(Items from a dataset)

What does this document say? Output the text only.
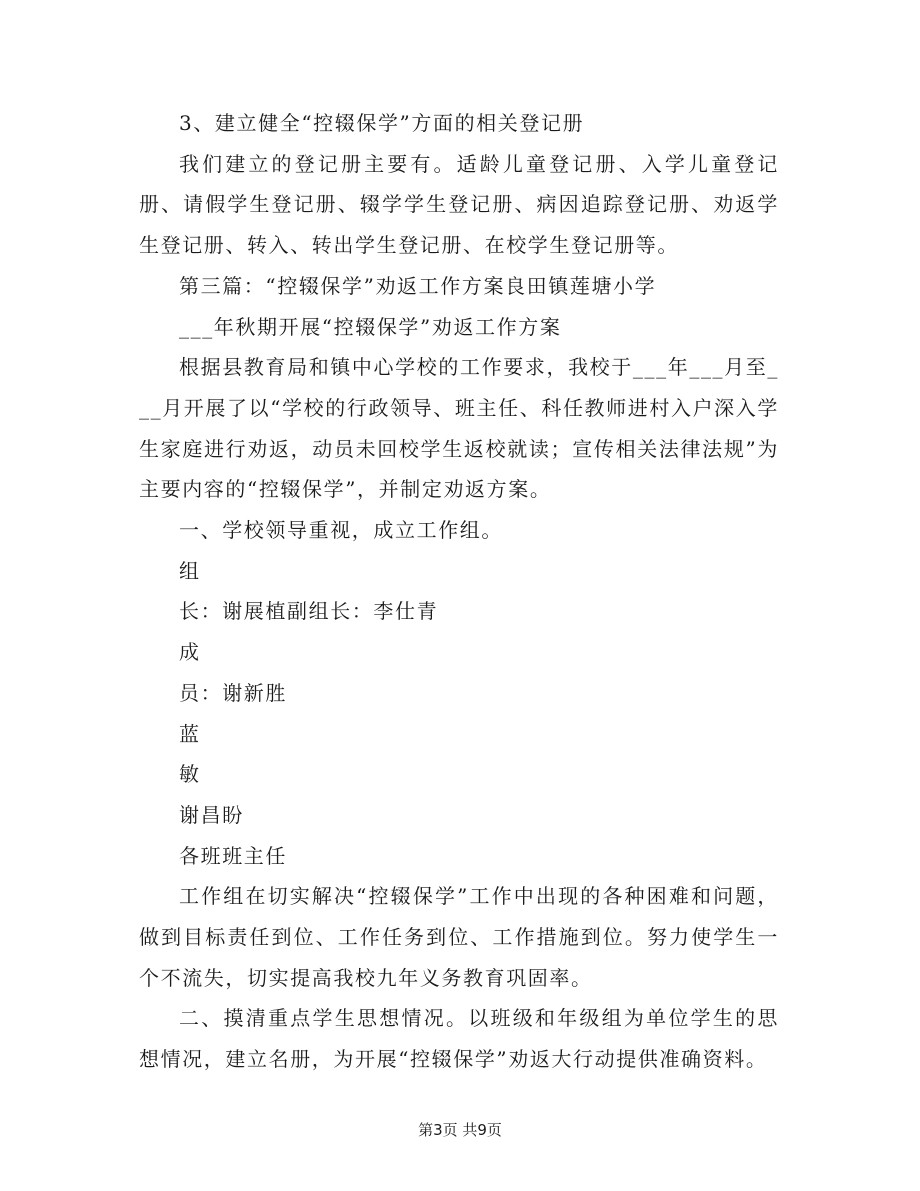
3、建立健全“控辍保学”方面的相关登记册

我们建立的登记册主要有。适龄儿童登记册、入学儿童登记册、请假学生登记册、辍学学生登记册、病因追踪登记册、劝返学生登记册、转入、转出学生登记册、在校学生登记册等。

第三篇：“控辍保学”劝返工作方案良田镇莲塘小学

___年秋期开展“控辍保学”劝返工作方案

根据县教育局和镇中心学校的工作要求，我校于___年___月至___月开展了以“学校的行政领导、班主任、科任教师进村入户深入学生家庭进行劝返，动员未回校学生返校就读；宣传相关法律法规”为主要内容的“控辍保学”，并制定劝返方案。

一、学校领导重视，成立工作组。

组

长：谢展植副组长：李仕青

成

员：谢新胜

蓝

敏

谢昌盼

各班班主任

工作组在切实解决“控辍保学”工作中出现的各种困难和问题，做到目标责任到位、工作任务到位、工作措施到位。努力使学生一个不流失，切实提高我校九年义务教育巩固率。

二、摸清重点学生思想情况。以班级和年级组为单位学生的思想情况，建立名册，为开展“控辍保学”劝返大行动提供准确资料。

第3页 共9页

● Exercise:
Pick out, from the lines above, every one that contains the string "控辍保学".

● Response:
3、建立健全“控辍保学”方面的相关登记册
第三篇：“控辍保学”劝返工作方案良田镇莲塘小学
___年秋期开展“控辍保学”劝返工作方案
根据县教育局和镇中心学校的工作要求，我校于___年___月至___月开展了以“学校的行政领导、班主任、科任教师进村入户深入学生家庭进行劝返，动员未回校学生返校就读；宣传相关法律法规”为主要内容的“控辍保学”，并制定劝返方案。
工作组在切实解决“控辍保学”工作中出现的各种困难和问题，做到目标责任到位、工作任务到位、工作措施到位。努力使学生一个不流失，切实提高我校九年义务教育巩固率。
二、摸清重点学生思想情况。以班级和年级组为单位学生的思想情况，建立名册，为开展“控辍保学”劝返大行动提供准确资料。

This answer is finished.